▸ SOURCE MATERIAL
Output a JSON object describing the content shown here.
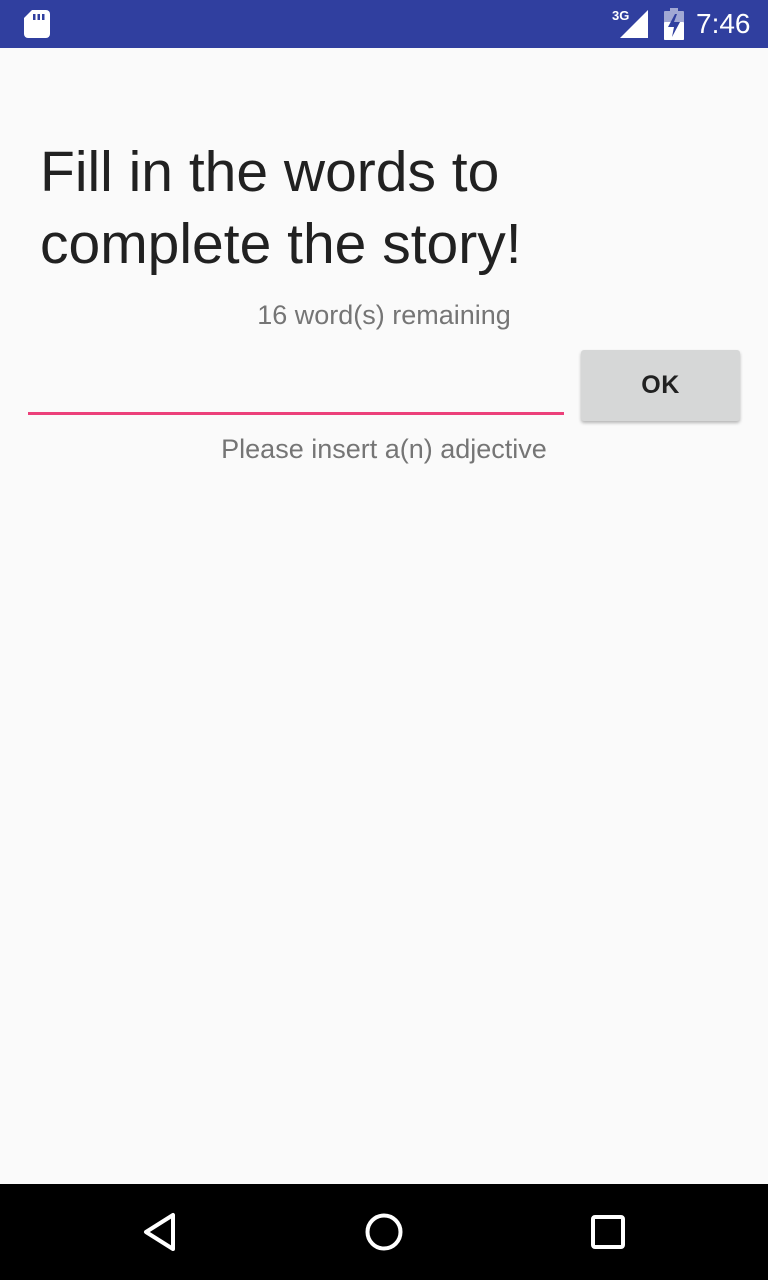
{
  "status_bar": {
    "network": "3G",
    "time": "7:46",
    "left_icon": "sd-card-icon",
    "signal_icon": "signal-icon",
    "battery_icon": "battery-charging-icon",
    "background_color": "#303f9f"
  },
  "main": {
    "title": "Fill in the words to complete the story!",
    "remaining_text": "16 word(s) remaining",
    "input_value": "",
    "ok_label": "OK",
    "hint_text": "Please insert a(n) adjective",
    "accent_color": "#ec407a"
  },
  "nav_bar": {
    "back_icon": "back-icon",
    "home_icon": "home-icon",
    "recents_icon": "recents-icon"
  }
}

▸ DIRECTIONS FOR THIS TASK
Say the number of lines in the listing that hold "icon", with no added words.

▸ RESULT
6